> _Work to do_
Send back the entries below exactly as they appear.

** Begin Data supplied **

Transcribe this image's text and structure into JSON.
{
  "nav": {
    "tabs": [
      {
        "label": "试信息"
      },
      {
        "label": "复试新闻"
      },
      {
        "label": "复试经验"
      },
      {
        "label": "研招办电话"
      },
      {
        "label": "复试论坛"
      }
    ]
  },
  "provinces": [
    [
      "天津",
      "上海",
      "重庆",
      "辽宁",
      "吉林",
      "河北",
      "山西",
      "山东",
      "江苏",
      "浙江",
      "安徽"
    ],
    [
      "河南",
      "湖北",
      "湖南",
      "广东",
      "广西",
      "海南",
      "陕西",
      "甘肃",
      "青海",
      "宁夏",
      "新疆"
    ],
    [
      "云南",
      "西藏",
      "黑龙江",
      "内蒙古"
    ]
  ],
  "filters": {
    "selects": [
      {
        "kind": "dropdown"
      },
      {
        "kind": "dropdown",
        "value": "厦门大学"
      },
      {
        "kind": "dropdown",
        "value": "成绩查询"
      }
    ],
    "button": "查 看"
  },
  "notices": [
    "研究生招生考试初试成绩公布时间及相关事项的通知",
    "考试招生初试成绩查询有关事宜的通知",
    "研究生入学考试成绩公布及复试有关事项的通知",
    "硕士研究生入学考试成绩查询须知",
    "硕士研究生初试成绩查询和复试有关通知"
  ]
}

** End Data supplied **

> _Final result_
Transcribe this image's text and structure into JSON.
{
  "nav": {
    "tabs": [
      {
        "label": "试信息"
      },
      {
        "label": "复试新闻"
      },
      {
        "label": "复试经验"
      },
      {
        "label": "研招办电话"
      },
      {
        "label": "复试论坛"
      }
    ]
  },
  "provinces": [
    [
      "天津",
      "上海",
      "重庆",
      "辽宁",
      "吉林",
      "河北",
      "山西",
      "山东",
      "江苏",
      "浙江",
      "安徽"
    ],
    [
      "河南",
      "湖北",
      "湖南",
      "广东",
      "广西",
      "海南",
      "陕西",
      "甘肃",
      "青海",
      "宁夏",
      "新疆"
    ],
    [
      "云南",
      "西藏",
      "黑龙江",
      "内蒙古"
    ]
  ],
  "filters": {
    "selects": [
      {
        "kind": "dropdown"
      },
      {
        "kind": "dropdown",
        "value": "厦门大学"
      },
      {
        "kind": "dropdown",
        "value": "成绩查询"
      }
    ],
    "button": "查 看"
  },
  "notices": [
    "研究生招生考试初试成绩公布时间及相关事项的通知",
    "考试招生初试成绩查询有关事宜的通知",
    "研究生入学考试成绩公布及复试有关事项的通知",
    "硕士研究生入学考试成绩查询须知",
    "硕士研究生初试成绩查询和复试有关通知"
  ]
}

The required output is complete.